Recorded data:
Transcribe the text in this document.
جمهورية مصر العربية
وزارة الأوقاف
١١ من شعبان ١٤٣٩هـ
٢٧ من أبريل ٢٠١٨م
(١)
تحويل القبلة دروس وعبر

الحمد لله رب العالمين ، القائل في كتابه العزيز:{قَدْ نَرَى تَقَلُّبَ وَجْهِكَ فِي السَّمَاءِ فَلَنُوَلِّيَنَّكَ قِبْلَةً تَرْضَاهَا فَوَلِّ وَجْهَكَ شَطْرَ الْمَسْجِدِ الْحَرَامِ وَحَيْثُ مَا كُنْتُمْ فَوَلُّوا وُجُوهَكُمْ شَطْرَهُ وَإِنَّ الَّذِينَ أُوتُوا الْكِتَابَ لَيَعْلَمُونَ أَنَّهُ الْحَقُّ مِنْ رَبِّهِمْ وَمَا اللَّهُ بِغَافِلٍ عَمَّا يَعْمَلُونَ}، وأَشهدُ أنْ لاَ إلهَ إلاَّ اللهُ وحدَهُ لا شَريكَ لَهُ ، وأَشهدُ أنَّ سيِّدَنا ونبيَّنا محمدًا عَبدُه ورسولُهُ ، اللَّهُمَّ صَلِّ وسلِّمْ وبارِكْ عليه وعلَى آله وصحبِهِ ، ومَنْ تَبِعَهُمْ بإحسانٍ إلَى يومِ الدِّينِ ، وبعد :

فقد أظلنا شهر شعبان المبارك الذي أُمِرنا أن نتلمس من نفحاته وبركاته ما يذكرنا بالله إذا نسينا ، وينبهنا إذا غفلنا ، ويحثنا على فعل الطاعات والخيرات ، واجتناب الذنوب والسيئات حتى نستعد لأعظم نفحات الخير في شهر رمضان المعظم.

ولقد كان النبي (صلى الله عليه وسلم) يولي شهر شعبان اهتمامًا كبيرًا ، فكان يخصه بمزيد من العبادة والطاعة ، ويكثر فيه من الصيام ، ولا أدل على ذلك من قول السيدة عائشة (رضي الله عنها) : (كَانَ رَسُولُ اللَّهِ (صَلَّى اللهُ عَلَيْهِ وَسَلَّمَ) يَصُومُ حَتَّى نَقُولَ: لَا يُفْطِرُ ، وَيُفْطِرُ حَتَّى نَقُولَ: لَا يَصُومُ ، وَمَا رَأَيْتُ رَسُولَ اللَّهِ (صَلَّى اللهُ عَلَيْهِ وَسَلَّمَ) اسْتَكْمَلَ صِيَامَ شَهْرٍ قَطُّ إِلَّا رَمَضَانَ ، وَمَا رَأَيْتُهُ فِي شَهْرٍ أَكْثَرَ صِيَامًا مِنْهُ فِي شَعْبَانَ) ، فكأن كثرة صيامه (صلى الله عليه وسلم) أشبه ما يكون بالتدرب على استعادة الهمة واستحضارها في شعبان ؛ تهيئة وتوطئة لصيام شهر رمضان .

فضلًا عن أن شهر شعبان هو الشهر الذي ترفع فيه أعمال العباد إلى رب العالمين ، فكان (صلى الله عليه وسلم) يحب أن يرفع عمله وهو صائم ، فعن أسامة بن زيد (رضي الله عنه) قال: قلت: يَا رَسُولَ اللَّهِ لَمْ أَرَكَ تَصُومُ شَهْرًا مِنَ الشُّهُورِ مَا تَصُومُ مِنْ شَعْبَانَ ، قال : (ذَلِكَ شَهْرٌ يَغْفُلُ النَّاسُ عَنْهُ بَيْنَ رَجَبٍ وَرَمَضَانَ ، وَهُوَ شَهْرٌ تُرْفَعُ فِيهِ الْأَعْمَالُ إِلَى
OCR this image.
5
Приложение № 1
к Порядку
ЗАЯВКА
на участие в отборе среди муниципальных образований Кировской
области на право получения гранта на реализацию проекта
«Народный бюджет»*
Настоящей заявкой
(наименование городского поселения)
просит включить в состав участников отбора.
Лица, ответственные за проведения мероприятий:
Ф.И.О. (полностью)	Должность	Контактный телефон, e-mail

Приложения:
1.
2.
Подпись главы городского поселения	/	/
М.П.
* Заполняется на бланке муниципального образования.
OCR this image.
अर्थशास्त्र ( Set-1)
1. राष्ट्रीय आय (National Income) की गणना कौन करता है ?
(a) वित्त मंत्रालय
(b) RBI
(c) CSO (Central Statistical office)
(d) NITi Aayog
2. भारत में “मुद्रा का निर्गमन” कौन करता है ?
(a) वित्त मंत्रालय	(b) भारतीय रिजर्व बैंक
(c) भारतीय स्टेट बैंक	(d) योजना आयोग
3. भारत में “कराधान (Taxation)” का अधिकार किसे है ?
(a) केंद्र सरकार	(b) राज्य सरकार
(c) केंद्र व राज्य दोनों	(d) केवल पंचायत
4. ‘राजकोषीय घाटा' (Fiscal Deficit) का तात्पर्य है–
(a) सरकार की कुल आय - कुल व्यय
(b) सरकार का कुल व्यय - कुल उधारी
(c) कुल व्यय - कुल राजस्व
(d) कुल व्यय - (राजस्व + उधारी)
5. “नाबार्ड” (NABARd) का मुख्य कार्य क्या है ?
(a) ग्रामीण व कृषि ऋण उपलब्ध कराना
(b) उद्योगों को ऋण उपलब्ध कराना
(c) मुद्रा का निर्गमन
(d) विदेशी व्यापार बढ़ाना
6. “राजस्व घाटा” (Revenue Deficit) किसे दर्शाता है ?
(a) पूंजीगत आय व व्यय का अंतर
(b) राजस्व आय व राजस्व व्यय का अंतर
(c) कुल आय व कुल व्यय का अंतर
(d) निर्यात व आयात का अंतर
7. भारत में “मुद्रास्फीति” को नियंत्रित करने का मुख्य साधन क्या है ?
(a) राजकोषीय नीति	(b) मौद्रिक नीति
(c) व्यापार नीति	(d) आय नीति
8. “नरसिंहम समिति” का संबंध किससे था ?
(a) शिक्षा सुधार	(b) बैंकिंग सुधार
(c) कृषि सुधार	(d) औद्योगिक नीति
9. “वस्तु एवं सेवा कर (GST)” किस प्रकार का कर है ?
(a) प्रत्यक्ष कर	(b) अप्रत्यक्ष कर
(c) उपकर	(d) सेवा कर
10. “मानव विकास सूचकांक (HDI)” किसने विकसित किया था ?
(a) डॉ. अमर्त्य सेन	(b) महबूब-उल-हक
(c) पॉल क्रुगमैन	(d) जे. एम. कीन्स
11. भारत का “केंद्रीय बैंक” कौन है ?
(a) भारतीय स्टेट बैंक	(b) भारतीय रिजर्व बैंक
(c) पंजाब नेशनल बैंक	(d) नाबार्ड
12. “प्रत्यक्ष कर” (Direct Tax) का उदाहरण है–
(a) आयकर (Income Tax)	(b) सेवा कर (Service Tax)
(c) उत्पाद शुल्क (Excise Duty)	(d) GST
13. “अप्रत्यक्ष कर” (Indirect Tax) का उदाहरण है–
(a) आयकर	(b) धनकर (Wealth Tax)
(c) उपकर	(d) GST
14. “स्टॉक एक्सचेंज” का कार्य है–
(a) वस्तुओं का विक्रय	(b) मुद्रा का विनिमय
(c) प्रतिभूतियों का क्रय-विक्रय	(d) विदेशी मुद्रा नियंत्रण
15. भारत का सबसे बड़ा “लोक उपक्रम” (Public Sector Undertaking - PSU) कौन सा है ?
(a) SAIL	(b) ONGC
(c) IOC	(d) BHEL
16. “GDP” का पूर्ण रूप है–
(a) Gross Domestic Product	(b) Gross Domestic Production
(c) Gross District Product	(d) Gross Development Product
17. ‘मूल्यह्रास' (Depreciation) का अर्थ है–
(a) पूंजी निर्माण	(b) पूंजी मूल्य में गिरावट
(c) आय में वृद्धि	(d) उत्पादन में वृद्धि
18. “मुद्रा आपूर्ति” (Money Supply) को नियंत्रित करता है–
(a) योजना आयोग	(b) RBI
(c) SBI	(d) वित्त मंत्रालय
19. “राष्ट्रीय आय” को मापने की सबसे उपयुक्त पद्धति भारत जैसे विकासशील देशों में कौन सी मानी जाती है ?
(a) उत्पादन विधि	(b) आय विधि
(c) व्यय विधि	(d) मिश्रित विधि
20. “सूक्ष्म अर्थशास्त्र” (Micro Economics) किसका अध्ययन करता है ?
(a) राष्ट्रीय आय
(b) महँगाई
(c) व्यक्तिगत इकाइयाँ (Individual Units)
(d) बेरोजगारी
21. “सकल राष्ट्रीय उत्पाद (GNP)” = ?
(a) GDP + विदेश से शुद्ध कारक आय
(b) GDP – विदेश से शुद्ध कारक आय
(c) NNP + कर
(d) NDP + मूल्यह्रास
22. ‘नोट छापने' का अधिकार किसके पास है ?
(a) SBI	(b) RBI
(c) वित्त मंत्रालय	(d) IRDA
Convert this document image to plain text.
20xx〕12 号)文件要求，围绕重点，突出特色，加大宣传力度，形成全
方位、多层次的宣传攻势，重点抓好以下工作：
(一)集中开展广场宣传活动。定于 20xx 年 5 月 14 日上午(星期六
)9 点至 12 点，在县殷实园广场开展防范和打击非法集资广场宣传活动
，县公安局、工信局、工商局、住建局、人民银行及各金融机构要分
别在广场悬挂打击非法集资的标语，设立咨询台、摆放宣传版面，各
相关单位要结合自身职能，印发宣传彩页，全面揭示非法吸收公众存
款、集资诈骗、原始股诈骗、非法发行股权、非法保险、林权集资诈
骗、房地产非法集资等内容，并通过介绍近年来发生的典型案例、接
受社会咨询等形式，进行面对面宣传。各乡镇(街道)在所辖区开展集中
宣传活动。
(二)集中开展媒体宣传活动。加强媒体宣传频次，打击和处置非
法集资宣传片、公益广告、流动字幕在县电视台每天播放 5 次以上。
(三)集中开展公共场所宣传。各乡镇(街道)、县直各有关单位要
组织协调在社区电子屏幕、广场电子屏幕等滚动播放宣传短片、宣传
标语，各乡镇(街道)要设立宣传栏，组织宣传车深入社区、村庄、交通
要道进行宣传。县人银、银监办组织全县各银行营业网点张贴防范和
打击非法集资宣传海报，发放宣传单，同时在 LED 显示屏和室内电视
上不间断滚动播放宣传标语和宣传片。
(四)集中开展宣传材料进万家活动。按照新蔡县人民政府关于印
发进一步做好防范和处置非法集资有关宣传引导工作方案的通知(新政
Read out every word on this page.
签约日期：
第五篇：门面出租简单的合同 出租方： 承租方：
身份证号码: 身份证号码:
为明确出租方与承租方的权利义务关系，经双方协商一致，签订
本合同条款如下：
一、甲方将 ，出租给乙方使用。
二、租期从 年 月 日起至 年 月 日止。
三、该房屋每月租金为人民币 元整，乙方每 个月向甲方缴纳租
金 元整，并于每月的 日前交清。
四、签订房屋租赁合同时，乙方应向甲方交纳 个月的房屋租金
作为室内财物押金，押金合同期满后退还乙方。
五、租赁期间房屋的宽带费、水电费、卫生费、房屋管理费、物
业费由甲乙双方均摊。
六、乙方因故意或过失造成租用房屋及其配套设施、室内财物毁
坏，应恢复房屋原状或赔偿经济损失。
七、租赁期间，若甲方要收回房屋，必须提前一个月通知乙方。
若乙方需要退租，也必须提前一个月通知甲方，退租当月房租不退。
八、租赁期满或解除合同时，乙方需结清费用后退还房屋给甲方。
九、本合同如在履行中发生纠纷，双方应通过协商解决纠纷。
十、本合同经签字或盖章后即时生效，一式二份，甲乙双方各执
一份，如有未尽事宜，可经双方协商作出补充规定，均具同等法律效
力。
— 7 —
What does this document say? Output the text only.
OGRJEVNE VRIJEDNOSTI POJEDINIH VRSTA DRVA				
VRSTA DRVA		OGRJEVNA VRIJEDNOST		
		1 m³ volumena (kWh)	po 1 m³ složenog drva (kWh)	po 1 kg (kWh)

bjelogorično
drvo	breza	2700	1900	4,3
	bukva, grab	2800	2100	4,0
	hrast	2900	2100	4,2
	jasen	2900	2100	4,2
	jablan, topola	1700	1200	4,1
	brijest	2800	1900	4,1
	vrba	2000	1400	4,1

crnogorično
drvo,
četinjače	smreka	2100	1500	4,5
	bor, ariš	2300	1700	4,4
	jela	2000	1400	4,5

What to work on
Begin with the line that contains "Read out every word on this page." and quote each line after it exactly, stopping after the last line of the data.

Response for this exercise
Read out every word on this page.
签约日期：
第五篇：门面出租简单的合同 出租方： 承租方：
身份证号码: 身份证号码:
为明确出租方与承租方的权利义务关系，经双方协商一致，签订
本合同条款如下：
一、甲方将 ，出租给乙方使用。
二、租期从 年 月 日起至 年 月 日止。
三、该房屋每月租金为人民币 元整，乙方每 个月向甲方缴纳租
金 元整，并于每月的 日前交清。
四、签订房屋租赁合同时，乙方应向甲方交纳 个月的房屋租金
作为室内财物押金，押金合同期满后退还乙方。
五、租赁期间房屋的宽带费、水电费、卫生费、房屋管理费、物
业费由甲乙双方均摊。
六、乙方因故意或过失造成租用房屋及其配套设施、室内财物毁
坏，应恢复房屋原状或赔偿经济损失。
七、租赁期间，若甲方要收回房屋，必须提前一个月通知乙方。
若乙方需要退租，也必须提前一个月通知甲方，退租当月房租不退。
八、租赁期满或解除合同时，乙方需结清费用后退还房屋给甲方。
九、本合同如在履行中发生纠纷，双方应通过协商解决纠纷。
十、本合同经签字或盖章后即时生效，一式二份，甲乙双方各执
一份，如有未尽事宜，可经双方协商作出补充规定，均具同等法律效
力。
— 7 —
What does this document say? Output the text only.
OGRJEVNE VRIJEDNOSTI POJEDINIH VRSTA DRVA				
VRSTA DRVA		OGRJEVNA VRIJEDNOST		
		1 m³ volumena (kWh)	po 1 m³ složenog drva (kWh)	po 1 kg (kWh)

bjelogorično
drvo	breza	2700	1900	4,3
	bukva, grab	2800	2100	4,0
	hrast	2900	2100	4,2
	jasen	2900	2100	4,2
	jablan, topola	1700	1200	4,1
	brijest	2800	1900	4,1
	vrba	2000	1400	4,1

crnogorično
drvo,
četinjače	smreka	2100	1500	4,5
	bor, ariš	2300	1700	4,4
	jela	2000	1400	4,5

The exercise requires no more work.